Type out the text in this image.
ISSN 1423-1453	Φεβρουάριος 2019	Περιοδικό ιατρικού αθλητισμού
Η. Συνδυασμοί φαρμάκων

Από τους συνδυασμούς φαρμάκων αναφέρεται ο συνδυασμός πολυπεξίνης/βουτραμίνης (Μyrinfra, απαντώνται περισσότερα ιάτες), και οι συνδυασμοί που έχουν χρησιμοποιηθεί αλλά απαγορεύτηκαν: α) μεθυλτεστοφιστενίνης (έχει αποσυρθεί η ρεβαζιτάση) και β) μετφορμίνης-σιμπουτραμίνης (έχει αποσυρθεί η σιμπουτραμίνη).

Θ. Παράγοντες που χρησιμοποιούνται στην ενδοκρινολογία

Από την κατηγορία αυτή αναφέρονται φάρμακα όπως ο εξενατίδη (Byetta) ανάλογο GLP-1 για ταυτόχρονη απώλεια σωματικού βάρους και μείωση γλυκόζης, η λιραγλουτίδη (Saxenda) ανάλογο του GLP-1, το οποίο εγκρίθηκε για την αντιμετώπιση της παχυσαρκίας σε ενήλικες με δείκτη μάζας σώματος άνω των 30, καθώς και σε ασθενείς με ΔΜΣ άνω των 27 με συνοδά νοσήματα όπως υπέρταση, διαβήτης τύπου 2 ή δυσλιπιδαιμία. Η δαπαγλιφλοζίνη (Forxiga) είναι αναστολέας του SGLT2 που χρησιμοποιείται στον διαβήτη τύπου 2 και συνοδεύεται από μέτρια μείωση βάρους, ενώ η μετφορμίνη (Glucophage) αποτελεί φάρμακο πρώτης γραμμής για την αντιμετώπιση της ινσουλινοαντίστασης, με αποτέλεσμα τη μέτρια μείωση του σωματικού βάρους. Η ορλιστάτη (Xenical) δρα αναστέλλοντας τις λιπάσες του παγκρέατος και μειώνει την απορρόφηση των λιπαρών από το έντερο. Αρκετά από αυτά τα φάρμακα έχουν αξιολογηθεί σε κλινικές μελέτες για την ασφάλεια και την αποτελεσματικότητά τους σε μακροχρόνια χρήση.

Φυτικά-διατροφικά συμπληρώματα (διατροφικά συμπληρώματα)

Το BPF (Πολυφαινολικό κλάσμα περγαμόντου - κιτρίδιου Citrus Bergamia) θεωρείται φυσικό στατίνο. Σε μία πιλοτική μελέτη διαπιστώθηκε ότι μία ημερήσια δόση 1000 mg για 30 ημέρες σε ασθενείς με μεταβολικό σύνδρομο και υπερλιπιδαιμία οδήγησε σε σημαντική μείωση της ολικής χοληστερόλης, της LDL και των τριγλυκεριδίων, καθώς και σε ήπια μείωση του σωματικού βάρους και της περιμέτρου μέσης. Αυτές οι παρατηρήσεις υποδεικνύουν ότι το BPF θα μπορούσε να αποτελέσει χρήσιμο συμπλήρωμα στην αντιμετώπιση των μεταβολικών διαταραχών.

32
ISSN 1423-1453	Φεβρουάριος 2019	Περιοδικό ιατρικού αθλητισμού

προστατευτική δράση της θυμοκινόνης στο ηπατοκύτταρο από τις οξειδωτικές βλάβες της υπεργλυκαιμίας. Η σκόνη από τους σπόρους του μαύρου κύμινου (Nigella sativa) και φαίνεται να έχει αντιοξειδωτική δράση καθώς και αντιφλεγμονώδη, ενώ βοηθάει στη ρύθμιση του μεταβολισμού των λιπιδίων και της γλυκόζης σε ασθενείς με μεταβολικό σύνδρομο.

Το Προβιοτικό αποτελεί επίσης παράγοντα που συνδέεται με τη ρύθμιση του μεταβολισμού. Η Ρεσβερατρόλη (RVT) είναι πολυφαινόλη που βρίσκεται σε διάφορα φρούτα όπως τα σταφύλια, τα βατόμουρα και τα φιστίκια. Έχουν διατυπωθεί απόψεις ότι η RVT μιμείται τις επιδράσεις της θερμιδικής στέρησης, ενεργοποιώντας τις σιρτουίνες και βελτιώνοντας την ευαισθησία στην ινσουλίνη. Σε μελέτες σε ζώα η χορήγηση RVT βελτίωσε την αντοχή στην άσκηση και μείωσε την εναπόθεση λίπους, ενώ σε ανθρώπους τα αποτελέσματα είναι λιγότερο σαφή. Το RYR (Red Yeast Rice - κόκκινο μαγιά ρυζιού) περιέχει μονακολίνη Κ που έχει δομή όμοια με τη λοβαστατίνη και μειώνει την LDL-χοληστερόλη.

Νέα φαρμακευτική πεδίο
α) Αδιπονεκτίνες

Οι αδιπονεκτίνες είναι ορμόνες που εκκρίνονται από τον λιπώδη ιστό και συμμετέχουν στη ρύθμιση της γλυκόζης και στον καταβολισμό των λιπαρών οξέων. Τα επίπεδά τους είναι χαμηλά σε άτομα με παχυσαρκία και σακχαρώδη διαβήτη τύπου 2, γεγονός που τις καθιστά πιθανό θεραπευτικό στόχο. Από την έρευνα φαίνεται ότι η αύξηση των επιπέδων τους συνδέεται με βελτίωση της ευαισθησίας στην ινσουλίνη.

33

-- Challenge --
Repeat the material above exactly.

-- Response --
Type out the text in this image.
ISSN 1423-1453	Φεβρουάριος 2019	Περιοδικό ιατρικού αθλητισμού
Η. Συνδυασμοί φαρμάκων

Από τους συνδυασμούς φαρμάκων αναφέρεται ο συνδυασμός πολυπεξίνης/βουτραμίνης (Μyrinfra, απαντώνται περισσότερα ιάτες), και οι συνδυασμοί που έχουν χρησιμοποιηθεί αλλά απαγορεύτηκαν: α) μεθυλτεστοφιστενίνης (έχει αποσυρθεί η ρεβαζιτάση) και β) μετφορμίνης-σιμπουτραμίνης (έχει αποσυρθεί η σιμπουτραμίνη).

Θ. Παράγοντες που χρησιμοποιούνται στην ενδοκρινολογία

Από την κατηγορία αυτή αναφέρονται φάρμακα όπως ο εξενατίδη (Byetta) ανάλογο GLP-1 για ταυτόχρονη απώλεια σωματικού βάρους και μείωση γλυκόζης, η λιραγλουτίδη (Saxenda) ανάλογο του GLP-1, το οποίο εγκρίθηκε για την αντιμετώπιση της παχυσαρκίας σε ενήλικες με δείκτη μάζας σώματος άνω των 30, καθώς και σε ασθενείς με ΔΜΣ άνω των 27 με συνοδά νοσήματα όπως υπέρταση, διαβήτης τύπου 2 ή δυσλιπιδαιμία. Η δαπαγλιφλοζίνη (Forxiga) είναι αναστολέας του SGLT2 που χρησιμοποιείται στον διαβήτη τύπου 2 και συνοδεύεται από μέτρια μείωση βάρους, ενώ η μετφορμίνη (Glucophage) αποτελεί φάρμακο πρώτης γραμμής για την αντιμετώπιση της ινσουλινοαντίστασης, με αποτέλεσμα τη μέτρια μείωση του σωματικού βάρους. Η ορλιστάτη (Xenical) δρα αναστέλλοντας τις λιπάσες του παγκρέατος και μειώνει την απορρόφηση των λιπαρών από το έντερο. Αρκετά από αυτά τα φάρμακα έχουν αξιολογηθεί σε κλινικές μελέτες για την ασφάλεια και την αποτελεσματικότητά τους σε μακροχρόνια χρήση.

Φυτικά-διατροφικά συμπληρώματα (διατροφικά συμπληρώματα)

Το BPF (Πολυφαινολικό κλάσμα περγαμόντου - κιτρίδιου Citrus Bergamia) θεωρείται φυσικό στατίνο. Σε μία πιλοτική μελέτη διαπιστώθηκε ότι μία ημερήσια δόση 1000 mg για 30 ημέρες σε ασθενείς με μεταβολικό σύνδρομο και υπερλιπιδαιμία οδήγησε σε σημαντική μείωση της ολικής χοληστερόλης, της LDL και των τριγλυκεριδίων, καθώς και σε ήπια μείωση του σωματικού βάρους και της περιμέτρου μέσης. Αυτές οι παρατηρήσεις υποδεικνύουν ότι το BPF θα μπορούσε να αποτελέσει χρήσιμο συμπλήρωμα στην αντιμετώπιση των μεταβολικών διαταραχών.

32
ISSN 1423-1453	Φεβρουάριος 2019	Περιοδικό ιατρικού αθλητισμού

προστατευτική δράση της θυμοκινόνης στο ηπατοκύτταρο από τις οξειδωτικές βλάβες της υπεργλυκαιμίας. Η σκόνη από τους σπόρους του μαύρου κύμινου (Nigella sativa) και φαίνεται να έχει αντιοξειδωτική δράση καθώς και αντιφλεγμονώδη, ενώ βοηθάει στη ρύθμιση του μεταβολισμού των λιπιδίων και της γλυκόζης σε ασθενείς με μεταβολικό σύνδρομο.

Το Προβιοτικό αποτελεί επίσης παράγοντα που συνδέεται με τη ρύθμιση του μεταβολισμού. Η Ρεσβερατρόλη (RVT) είναι πολυφαινόλη που βρίσκεται σε διάφορα φρούτα όπως τα σταφύλια, τα βατόμουρα και τα φιστίκια. Έχουν διατυπωθεί απόψεις ότι η RVT μιμείται τις επιδράσεις της θερμιδικής στέρησης, ενεργοποιώντας τις σιρτουίνες και βελτιώνοντας την ευαισθησία στην ινσουλίνη. Σε μελέτες σε ζώα η χορήγηση RVT βελτίωσε την αντοχή στην άσκηση και μείωσε την εναπόθεση λίπους, ενώ σε ανθρώπους τα αποτελέσματα είναι λιγότερο σαφή. Το RYR (Red Yeast Rice - κόκκινο μαγιά ρυζιού) περιέχει μονακολίνη Κ που έχει δομή όμοια με τη λοβαστατίνη και μειώνει την LDL-χοληστερόλη.

Νέα φαρμακευτική πεδίο
α) Αδιπονεκτίνες

Οι αδιπονεκτίνες είναι ορμόνες που εκκρίνονται από τον λιπώδη ιστό και συμμετέχουν στη ρύθμιση της γλυκόζης και στον καταβολισμό των λιπαρών οξέων. Τα επίπεδά τους είναι χαμηλά σε άτομα με παχυσαρκία και σακχαρώδη διαβήτη τύπου 2, γεγονός που τις καθιστά πιθανό θεραπευτικό στόχο. Από την έρευνα φαίνεται ότι η αύξηση των επιπέδων τους συνδέεται με βελτίωση της ευαισθησίας στην ινσουλίνη.

33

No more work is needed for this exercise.